Exercise aim >>
Wherever the string "是凝华现象" occurs in a line of these records, report that line.

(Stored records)
---*---
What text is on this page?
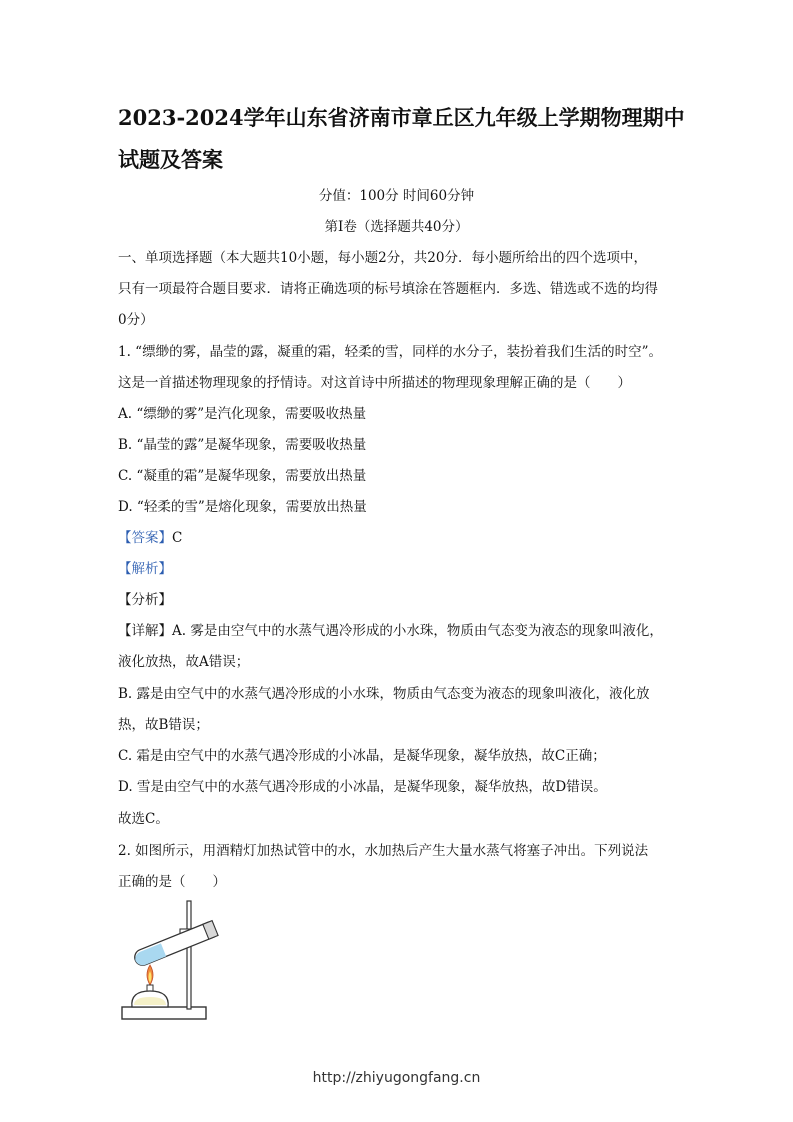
2023-2024学年山东省济南市章丘区九年级上学期物理期中
试题及答案
分值：100分 时间60分钟
第Ⅰ卷（选择题共40分）
一、单项选择题（本大题共10小题，每小题2分，共20分．每小题所给出的四个选项中，
只有一项最符合题目要求．请将正确选项的标号填涂在答题框内．多选、错选或不选的均得
0分）
1. “缥缈的雾，晶莹的露，凝重的霜，轻柔的雪，同样的水分子，装扮着我们生活的时空”。
这是一首描述物理现象的抒情诗。对这首诗中所描述的物理现象理解正确的是（　　）
A. “缥缈的雾”是汽化现象，需要吸收热量
B. “晶莹的露”是凝华现象，需要吸收热量
C. “凝重的霜”是凝华现象，需要放出热量
D. “轻柔的雪”是熔化现象，需要放出热量
【答案】C
【解析】
【分析】
【详解】A. 雾是由空气中的水蒸气遇冷形成的小水珠，物质由气态变为液态的现象叫液化，
液化放热，故A错误；
B. 露是由空气中的水蒸气遇冷形成的小水珠，物质由气态变为液态的现象叫液化，液化放
热，故B错误；
C. 霜是由空气中的水蒸气遇冷形成的小冰晶，是凝华现象，凝华放热，故C正确；
D. 雪是由空气中的水蒸气遇冷形成的小冰晶，是凝华现象，凝华放热，故D错误。
故选C。
2. 如图所示，用酒精灯加热试管中的水，水加热后产生大量水蒸气将塞子冲出。下列说法
正确的是（　　）
http://zhiyugongfang.cn
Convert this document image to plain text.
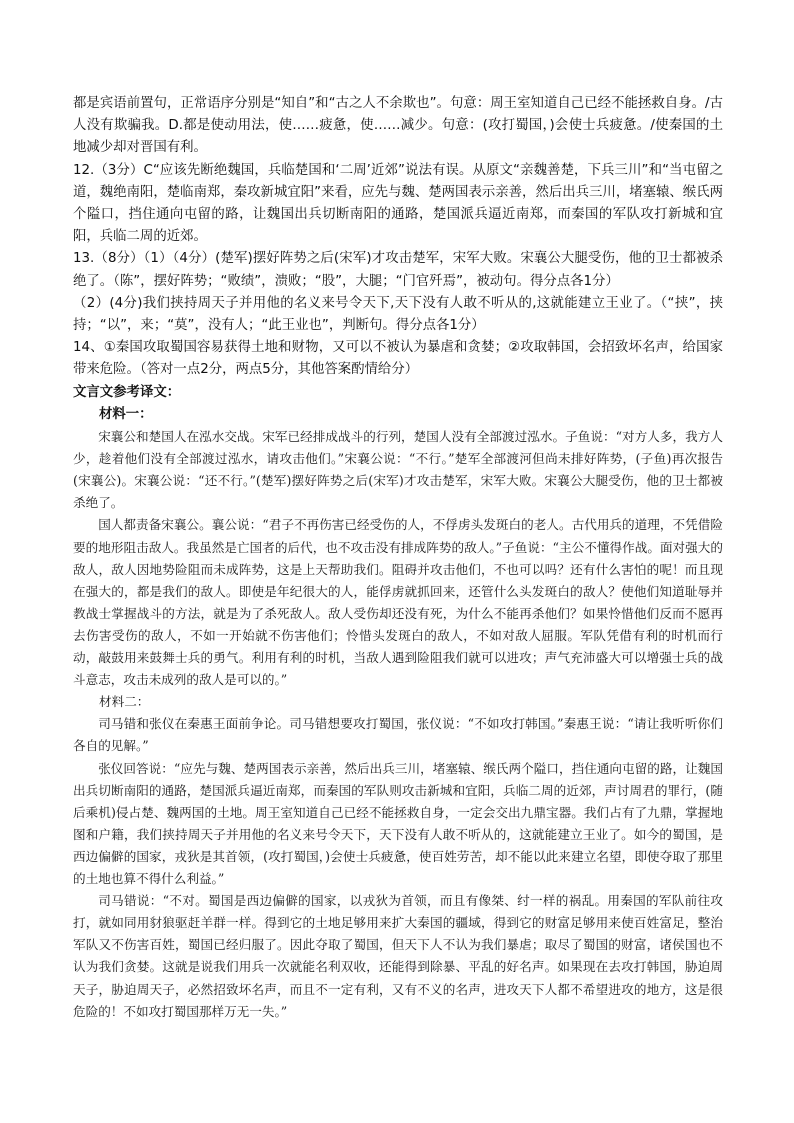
都是宾语前置句，正常语序分别是“知自”和“古之人不余欺也”。句意：周王室知道自己已经不能拯救自身。/古人没有欺骗我。D.都是使动用法，使……疲惫，使……减少。句意：(攻打蜀国，)会使士兵疲惫。/使秦国的土地减少却对晋国有利。

12.（3分）C“应该先断绝魏国，兵临楚国和‘二周’近郊”说法有误。从原文“亲魏善楚，下兵三川”和“当屯留之道，魏绝南阳，楚临南郑，秦攻新城宜阳”来看，应先与魏、楚两国表示亲善，然后出兵三川，堵塞辕、缑氏两个隘口，挡住通向屯留的路，让魏国出兵切断南阳的通路，楚国派兵逼近南郑，而秦国的军队攻打新城和宜阳，兵临二周的近郊。

13.（8分）（1）（4分）(楚军)摆好阵势之后(宋军)才攻击楚军，宋军大败。宋襄公大腿受伤，他的卫士都被杀绝了。（陈”，摆好阵势；“败绩”，溃败；“股”，大腿；“门官歼焉”，被动句。得分点各1分）

（2）(4分)我们挟持周天子并用他的名义来号令天下,天下没有人敢不听从的,这就能建立王业了。（“挟”，挟持；“以”，来；“莫”，没有人；“此王业也”，判断句。得分点各1分）

14、①秦国攻取蜀国容易获得土地和财物，又可以不被认为暴虐和贪婪；②攻取韩国，会招致坏名声，给国家带来危险。（答对一点2分，两点5分，其他答案酌情给分）

文言文参考译文：

材料一：

宋襄公和楚国人在泓水交战。宋军已经排成战斗的行列，楚国人没有全部渡过泓水。子鱼说：“对方人多，我方人少，趁着他们没有全部渡过泓水，请攻击他们。”宋襄公说：“不行。”楚军全部渡河但尚未排好阵势，(子鱼)再次报告(宋襄公)。宋襄公说：“还不行。”(楚军)摆好阵势之后(宋军)才攻击楚军，宋军大败。宋襄公大腿受伤，他的卫士都被杀绝了。

国人都责备宋襄公。襄公说：“君子不再伤害已经受伤的人，不俘虏头发斑白的老人。古代用兵的道理，不凭借险要的地形阻击敌人。我虽然是亡国者的后代，也不攻击没有排成阵势的敌人。”子鱼说：“主公不懂得作战。面对强大的敌人，敌人因地势险阻而未成阵势，这是上天帮助我们。阻碍并攻击他们，不也可以吗？还有什么害怕的呢！而且现在强大的，都是我们的敌人。即使是年纪很大的人，能俘虏就抓回来，还管什么头发斑白的敌人？使他们知道耻辱并教战士掌握战斗的方法，就是为了杀死敌人。敌人受伤却还没有死，为什么不能再杀他们？如果怜惜他们反而不愿再去伤害受伤的敌人，不如一开始就不伤害他们；怜惜头发斑白的敌人，不如对敌人屈服。军队凭借有利的时机而行动，敲鼓用来鼓舞士兵的勇气。利用有利的时机，当敌人遇到险阻我们就可以进攻；声气充沛盛大可以增强士兵的战斗意志，攻击未成列的敌人是可以的。”

材料二：

司马错和张仪在秦惠王面前争论。司马错想要攻打蜀国，张仪说：“不如攻打韩国。”秦惠王说：“请让我听听你们各自的见解。”

张仪回答说：“应先与魏、楚两国表示亲善，然后出兵三川，堵塞辕、缑氏两个隘口，挡住通向屯留的路，让魏国出兵切断南阳的通路，楚国派兵逼近南郑，而秦国的军队则攻击新城和宜阳，兵临二周的近郊，声讨周君的罪行，(随后乘机)侵占楚、魏两国的土地。周王室知道自己已经不能拯救自身，一定会交出九鼎宝器。我们占有了九鼎，掌握地图和户籍，我们挟持周天子并用他的名义来号令天下，天下没有人敢不听从的，这就能建立王业了。如今的蜀国，是西边偏僻的国家，戎狄是其首领，(攻打蜀国，)会使士兵疲惫，使百姓劳苦，却不能以此来建立名望，即使夺取了那里的土地也算不得什么利益。”

司马错说：“不对。蜀国是西边偏僻的国家，以戎狄为首领，而且有像桀、纣一样的祸乱。用秦国的军队前往攻打，就如同用豺狼驱赶羊群一样。得到它的土地足够用来扩大秦国的疆域，得到它的财富足够用来使百姓富足，整治军队又不伤害百姓，蜀国已经归服了。因此夺取了蜀国，但天下人不认为我们暴虐；取尽了蜀国的财富，诸侯国也不认为我们贪婪。这就是说我们用兵一次就能名利双收，还能得到除暴、平乱的好名声。如果现在去攻打韩国，胁迫周天子，胁迫周天子，必然招致坏名声，而且不一定有利，又有不义的名声，进攻天下人都不希望进攻的地方，这是很危险的！不如攻打蜀国那样万无一失。”
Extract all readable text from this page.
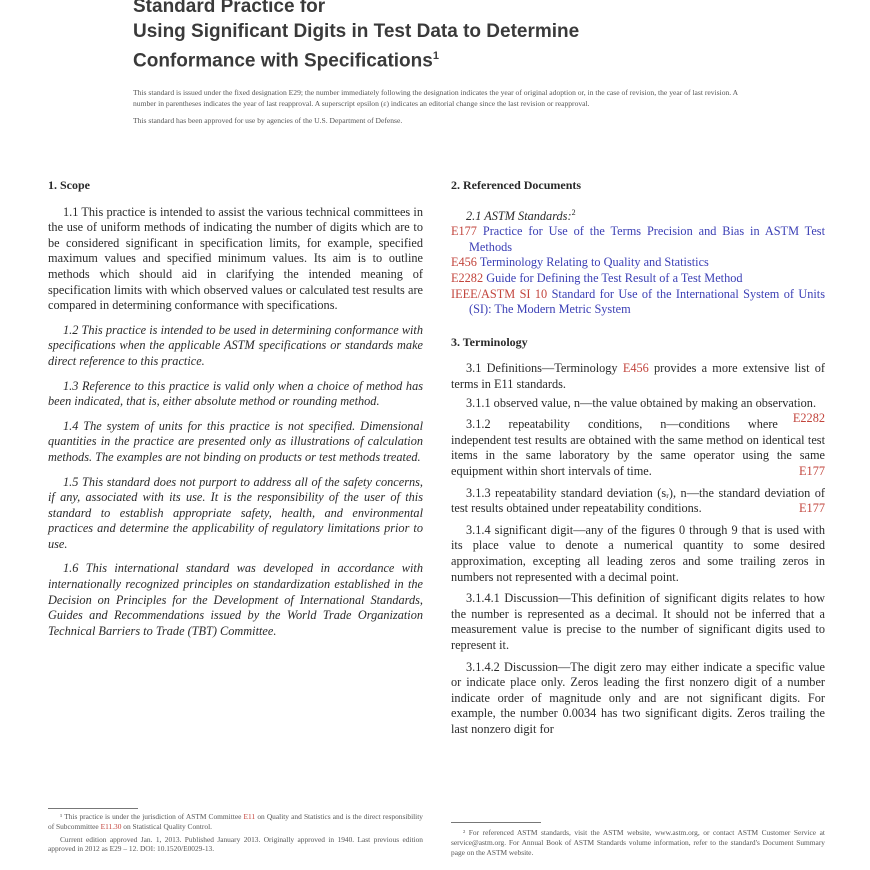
Standard Practice for
Using Significant Digits in Test Data to Determine
Conformance with Specifications$^1$

This standard is issued under the fixed designation E29; the number immediately following the designation indicates the year of original adoption or, in the case of revision, the year of last revision. A number in parentheses indicates the year of last reapproval. A superscript epsilon (ε) indicates an editorial change since the last revision or reapproval.

This standard has been approved for use by agencies of the U.S. Department of Defense.

1. Scope

1.1 This practice is intended to assist the various technical committees in the use of uniform methods of indicating the number of digits which are to be considered significant in specification limits, for example, specified maximum values and specified minimum values. Its aim is to outline methods which should aid in clarifying the intended meaning of specification limits with which observed values or calculated test results are compared in determining conformance with specifications.

1.2 This practice is intended to be used in determining conformance with specifications when the applicable ASTM specifications or standards make direct reference to this practice.

1.3 Reference to this practice is valid only when a choice of method has been indicated, that is, either absolute method or rounding method.

1.4 The system of units for this practice is not specified. Dimensional quantities in the practice are presented only as illustrations of calculation methods. The examples are not binding on products or test methods treated.

1.5 This standard does not purport to address all of the safety concerns, if any, associated with its use. It is the responsibility of the user of this standard to establish appropriate safety, health, and environmental practices and determine the applicability of regulatory limitations prior to use.

1.6 This international standard was developed in accordance with internationally recognized principles on standardization established in the Decision on Principles for the Development of International Standards, Guides and Recommendations issued by the World Trade Organization Technical Barriers to Trade (TBT) Committee.

2. Referenced Documents

2.1 ASTM Standards:$^2$

E177 Practice for Use of the Terms Precision and Bias in ASTM Test Methods

E456 Terminology Relating to Quality and Statistics

E2282 Guide for Defining the Test Result of a Test Method

IEEE/ASTM SI 10 Standard for Use of the International System of Units (SI): The Modern Metric System

3. Terminology

3.1 Definitions—Terminology E456 provides a more extensive list of terms in E11 standards.

3.1.1 observed value, n—the value obtained by making an observation.
E2282

3.1.2 repeatability conditions, n—conditions where independent test results are obtained with the same method on identical test items in the same laboratory by the same operator using the same equipment within short intervals of time.	E177

3.1.3 repeatability standard deviation (sᵣ), n—the standard deviation of test results obtained under repeatability conditions.	E177

3.1.4 significant digit—any of the figures 0 through 9 that is used with its place value to denote a numerical quantity to some desired approximation, excepting all leading zeros and some trailing zeros in numbers not represented with a decimal point.

3.1.4.1 Discussion—This definition of significant digits relates to how the number is represented as a decimal. It should not be inferred that a measurement value is precise to the number of significant digits used to represent it.

3.1.4.2 Discussion—The digit zero may either indicate a specific value or indicate place only. Zeros leading the first nonzero digit of a number indicate order of magnitude only and are not significant digits. For example, the number 0.0034 has two significant digits. Zeros trailing the last nonzero digit for

¹ This practice is under the jurisdiction of ASTM Committee E11 on Quality and Statistics and is the direct responsibility of Subcommittee E11.30 on Statistical Quality Control.
Current edition approved Jan. 1, 2013. Published January 2013. Originally approved in 1940. Last previous edition approved in 2012 as E29 – 12. DOI: 10.1520/E0029-13.
² For referenced ASTM standards, visit the ASTM website, www.astm.org, or contact ASTM Customer Service at service@astm.org. For Annual Book of ASTM Standards volume information, refer to the standard's Document Summary page on the ASTM website.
---*---
Output below >>
B. “晶莹的露”是凝华现象，需要吸收热量
C. “凝重的霜”是凝华现象，需要放出热量
C. 霜是由空气中的水蒸气遇冷形成的小冰晶，是凝华现象，凝华放热，故C正确；
D. 雪是由空气中的水蒸气遇冷形成的小冰晶，是凝华现象，凝华放热，故D错误。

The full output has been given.